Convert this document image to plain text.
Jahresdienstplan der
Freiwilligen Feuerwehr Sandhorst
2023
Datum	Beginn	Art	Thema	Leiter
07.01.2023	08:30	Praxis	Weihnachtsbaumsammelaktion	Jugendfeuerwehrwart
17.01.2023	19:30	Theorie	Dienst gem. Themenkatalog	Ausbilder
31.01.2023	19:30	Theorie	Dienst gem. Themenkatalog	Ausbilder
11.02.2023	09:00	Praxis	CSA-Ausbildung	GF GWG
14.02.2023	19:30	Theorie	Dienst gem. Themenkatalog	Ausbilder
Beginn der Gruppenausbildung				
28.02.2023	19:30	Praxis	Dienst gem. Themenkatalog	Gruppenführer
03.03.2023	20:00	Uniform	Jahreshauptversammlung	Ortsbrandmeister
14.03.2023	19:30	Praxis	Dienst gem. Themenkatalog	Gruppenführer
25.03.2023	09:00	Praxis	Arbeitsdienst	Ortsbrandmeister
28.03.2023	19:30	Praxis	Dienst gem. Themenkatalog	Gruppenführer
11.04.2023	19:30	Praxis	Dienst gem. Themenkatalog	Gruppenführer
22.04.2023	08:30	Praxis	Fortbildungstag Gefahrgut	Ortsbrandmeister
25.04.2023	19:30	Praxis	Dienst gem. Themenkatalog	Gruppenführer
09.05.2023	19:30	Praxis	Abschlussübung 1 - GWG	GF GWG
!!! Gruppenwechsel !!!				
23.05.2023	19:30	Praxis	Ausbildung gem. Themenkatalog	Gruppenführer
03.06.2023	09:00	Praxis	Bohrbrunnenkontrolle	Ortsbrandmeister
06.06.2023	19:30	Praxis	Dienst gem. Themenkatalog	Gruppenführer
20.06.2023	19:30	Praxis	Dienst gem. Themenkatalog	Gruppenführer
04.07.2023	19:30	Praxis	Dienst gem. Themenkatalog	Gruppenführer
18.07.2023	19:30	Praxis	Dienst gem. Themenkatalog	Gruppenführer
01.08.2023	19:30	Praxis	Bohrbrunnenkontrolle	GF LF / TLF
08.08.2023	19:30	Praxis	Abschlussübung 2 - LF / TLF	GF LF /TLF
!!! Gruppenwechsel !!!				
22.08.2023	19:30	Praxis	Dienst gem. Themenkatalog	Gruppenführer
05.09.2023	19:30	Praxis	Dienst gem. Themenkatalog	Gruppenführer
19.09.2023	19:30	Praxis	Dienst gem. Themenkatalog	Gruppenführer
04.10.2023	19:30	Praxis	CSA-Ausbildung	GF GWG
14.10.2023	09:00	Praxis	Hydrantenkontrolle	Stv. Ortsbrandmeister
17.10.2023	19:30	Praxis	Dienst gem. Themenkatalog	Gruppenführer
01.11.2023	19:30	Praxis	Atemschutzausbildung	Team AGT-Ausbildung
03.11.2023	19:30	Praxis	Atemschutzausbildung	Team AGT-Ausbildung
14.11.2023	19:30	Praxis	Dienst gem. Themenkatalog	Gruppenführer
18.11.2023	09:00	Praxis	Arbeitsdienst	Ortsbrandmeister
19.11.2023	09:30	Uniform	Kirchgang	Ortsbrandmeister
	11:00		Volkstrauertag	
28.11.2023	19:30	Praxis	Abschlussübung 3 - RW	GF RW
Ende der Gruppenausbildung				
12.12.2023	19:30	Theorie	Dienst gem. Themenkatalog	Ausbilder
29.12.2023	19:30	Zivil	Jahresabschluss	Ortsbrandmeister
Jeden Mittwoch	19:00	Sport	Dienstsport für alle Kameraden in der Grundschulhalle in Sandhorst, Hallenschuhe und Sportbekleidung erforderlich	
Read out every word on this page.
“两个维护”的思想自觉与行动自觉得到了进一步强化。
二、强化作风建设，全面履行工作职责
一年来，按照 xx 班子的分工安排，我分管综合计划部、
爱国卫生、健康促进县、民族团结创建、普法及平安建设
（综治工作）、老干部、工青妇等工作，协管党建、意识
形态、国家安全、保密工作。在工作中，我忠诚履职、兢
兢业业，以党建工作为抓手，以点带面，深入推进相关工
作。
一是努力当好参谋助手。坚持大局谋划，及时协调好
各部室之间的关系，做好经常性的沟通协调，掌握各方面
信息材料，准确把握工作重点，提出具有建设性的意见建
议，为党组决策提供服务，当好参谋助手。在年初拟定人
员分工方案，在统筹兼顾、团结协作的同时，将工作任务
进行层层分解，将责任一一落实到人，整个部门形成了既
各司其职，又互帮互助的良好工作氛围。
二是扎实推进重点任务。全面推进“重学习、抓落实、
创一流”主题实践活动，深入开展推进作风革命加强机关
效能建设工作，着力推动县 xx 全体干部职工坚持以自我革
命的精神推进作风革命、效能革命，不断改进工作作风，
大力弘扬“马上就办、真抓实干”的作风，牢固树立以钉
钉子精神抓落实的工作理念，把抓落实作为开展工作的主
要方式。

┄┄┄┄┄┄┄┄┄┄

**Brief**
Print out the whole listing exactly as it appears.

**Task solution**
Convert this document image to plain text.
Jahresdienstplan der
Freiwilligen Feuerwehr Sandhorst
2023
Datum	Beginn	Art	Thema	Leiter
07.01.2023	08:30	Praxis	Weihnachtsbaumsammelaktion	Jugendfeuerwehrwart
17.01.2023	19:30	Theorie	Dienst gem. Themenkatalog	Ausbilder
31.01.2023	19:30	Theorie	Dienst gem. Themenkatalog	Ausbilder
11.02.2023	09:00	Praxis	CSA-Ausbildung	GF GWG
14.02.2023	19:30	Theorie	Dienst gem. Themenkatalog	Ausbilder
Beginn der Gruppenausbildung				
28.02.2023	19:30	Praxis	Dienst gem. Themenkatalog	Gruppenführer
03.03.2023	20:00	Uniform	Jahreshauptversammlung	Ortsbrandmeister
14.03.2023	19:30	Praxis	Dienst gem. Themenkatalog	Gruppenführer
25.03.2023	09:00	Praxis	Arbeitsdienst	Ortsbrandmeister
28.03.2023	19:30	Praxis	Dienst gem. Themenkatalog	Gruppenführer
11.04.2023	19:30	Praxis	Dienst gem. Themenkatalog	Gruppenführer
22.04.2023	08:30	Praxis	Fortbildungstag Gefahrgut	Ortsbrandmeister
25.04.2023	19:30	Praxis	Dienst gem. Themenkatalog	Gruppenführer
09.05.2023	19:30	Praxis	Abschlussübung 1 - GWG	GF GWG
!!! Gruppenwechsel !!!				
23.05.2023	19:30	Praxis	Ausbildung gem. Themenkatalog	Gruppenführer
03.06.2023	09:00	Praxis	Bohrbrunnenkontrolle	Ortsbrandmeister
06.06.2023	19:30	Praxis	Dienst gem. Themenkatalog	Gruppenführer
20.06.2023	19:30	Praxis	Dienst gem. Themenkatalog	Gruppenführer
04.07.2023	19:30	Praxis	Dienst gem. Themenkatalog	Gruppenführer
18.07.2023	19:30	Praxis	Dienst gem. Themenkatalog	Gruppenführer
01.08.2023	19:30	Praxis	Bohrbrunnenkontrolle	GF LF / TLF
08.08.2023	19:30	Praxis	Abschlussübung 2 - LF / TLF	GF LF /TLF
!!! Gruppenwechsel !!!				
22.08.2023	19:30	Praxis	Dienst gem. Themenkatalog	Gruppenführer
05.09.2023	19:30	Praxis	Dienst gem. Themenkatalog	Gruppenführer
19.09.2023	19:30	Praxis	Dienst gem. Themenkatalog	Gruppenführer
04.10.2023	19:30	Praxis	CSA-Ausbildung	GF GWG
14.10.2023	09:00	Praxis	Hydrantenkontrolle	Stv. Ortsbrandmeister
17.10.2023	19:30	Praxis	Dienst gem. Themenkatalog	Gruppenführer
01.11.2023	19:30	Praxis	Atemschutzausbildung	Team AGT-Ausbildung
03.11.2023	19:30	Praxis	Atemschutzausbildung	Team AGT-Ausbildung
14.11.2023	19:30	Praxis	Dienst gem. Themenkatalog	Gruppenführer
18.11.2023	09:00	Praxis	Arbeitsdienst	Ortsbrandmeister
19.11.2023	09:30	Uniform	Kirchgang	Ortsbrandmeister
	11:00		Volkstrauertag	
28.11.2023	19:30	Praxis	Abschlussübung 3 - RW	GF RW
Ende der Gruppenausbildung				
12.12.2023	19:30	Theorie	Dienst gem. Themenkatalog	Ausbilder
29.12.2023	19:30	Zivil	Jahresabschluss	Ortsbrandmeister
Jeden Mittwoch	19:00	Sport	Dienstsport für alle Kameraden in der Grundschulhalle in Sandhorst, Hallenschuhe und Sportbekleidung erforderlich	
Read out every word on this page.
“两个维护”的思想自觉与行动自觉得到了进一步强化。
二、强化作风建设，全面履行工作职责
一年来，按照 xx 班子的分工安排，我分管综合计划部、
爱国卫生、健康促进县、民族团结创建、普法及平安建设
（综治工作）、老干部、工青妇等工作，协管党建、意识
形态、国家安全、保密工作。在工作中，我忠诚履职、兢
兢业业，以党建工作为抓手，以点带面，深入推进相关工
作。
一是努力当好参谋助手。坚持大局谋划，及时协调好
各部室之间的关系，做好经常性的沟通协调，掌握各方面
信息材料，准确把握工作重点，提出具有建设性的意见建
议，为党组决策提供服务，当好参谋助手。在年初拟定人
员分工方案，在统筹兼顾、团结协作的同时，将工作任务
进行层层分解，将责任一一落实到人，整个部门形成了既
各司其职，又互帮互助的良好工作氛围。
二是扎实推进重点任务。全面推进“重学习、抓落实、
创一流”主题实践活动，深入开展推进作风革命加强机关
效能建设工作，着力推动县 xx 全体干部职工坚持以自我革
命的精神推进作风革命、效能革命，不断改进工作作风，
大力弘扬“马上就办、真抓实干”的作风，牢固树立以钉
钉子精神抓落实的工作理念，把抓落实作为开展工作的主
要方式。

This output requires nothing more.